**Written exercise**
Write out only the tail of the records, beginning at the line containing "Read this page and output its text content." and including the last line, exactly as written.

**Extracted records**

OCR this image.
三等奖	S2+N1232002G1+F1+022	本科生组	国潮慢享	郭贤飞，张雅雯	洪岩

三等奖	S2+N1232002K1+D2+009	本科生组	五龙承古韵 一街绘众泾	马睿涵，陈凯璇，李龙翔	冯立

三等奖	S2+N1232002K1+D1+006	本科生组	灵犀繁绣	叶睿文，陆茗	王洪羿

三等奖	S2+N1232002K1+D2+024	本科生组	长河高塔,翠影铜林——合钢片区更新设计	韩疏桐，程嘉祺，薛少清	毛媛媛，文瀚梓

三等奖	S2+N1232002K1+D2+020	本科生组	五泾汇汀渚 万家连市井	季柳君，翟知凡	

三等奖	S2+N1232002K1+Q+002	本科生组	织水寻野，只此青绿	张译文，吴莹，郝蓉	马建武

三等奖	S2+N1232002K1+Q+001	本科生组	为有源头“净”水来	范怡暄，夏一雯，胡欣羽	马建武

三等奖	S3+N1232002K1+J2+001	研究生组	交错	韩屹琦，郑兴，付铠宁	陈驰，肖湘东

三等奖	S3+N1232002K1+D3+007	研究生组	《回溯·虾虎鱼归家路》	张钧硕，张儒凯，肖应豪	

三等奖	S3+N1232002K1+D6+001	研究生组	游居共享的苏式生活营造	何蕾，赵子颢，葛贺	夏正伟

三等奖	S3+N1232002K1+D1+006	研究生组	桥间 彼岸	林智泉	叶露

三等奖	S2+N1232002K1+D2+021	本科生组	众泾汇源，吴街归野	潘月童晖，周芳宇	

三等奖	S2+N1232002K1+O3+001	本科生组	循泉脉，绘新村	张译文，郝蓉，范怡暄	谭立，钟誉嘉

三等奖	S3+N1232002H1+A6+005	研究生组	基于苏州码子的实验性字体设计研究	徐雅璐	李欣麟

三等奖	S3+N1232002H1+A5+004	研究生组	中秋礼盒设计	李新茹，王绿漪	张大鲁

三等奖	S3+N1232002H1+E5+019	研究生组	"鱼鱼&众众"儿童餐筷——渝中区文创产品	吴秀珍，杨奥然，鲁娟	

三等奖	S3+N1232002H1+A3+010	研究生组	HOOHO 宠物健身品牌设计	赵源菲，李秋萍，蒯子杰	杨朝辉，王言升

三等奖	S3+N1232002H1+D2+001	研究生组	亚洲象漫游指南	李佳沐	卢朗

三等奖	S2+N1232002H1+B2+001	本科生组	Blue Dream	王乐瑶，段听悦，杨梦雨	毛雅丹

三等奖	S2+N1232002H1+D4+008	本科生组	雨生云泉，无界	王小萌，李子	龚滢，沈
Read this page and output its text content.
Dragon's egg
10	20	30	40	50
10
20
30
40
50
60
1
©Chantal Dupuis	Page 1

**Expected output**
Read this page and output its text content.
Dragon's egg
10	20	30	40	50
10
20
30
40
50
60
1
©Chantal Dupuis	Page 1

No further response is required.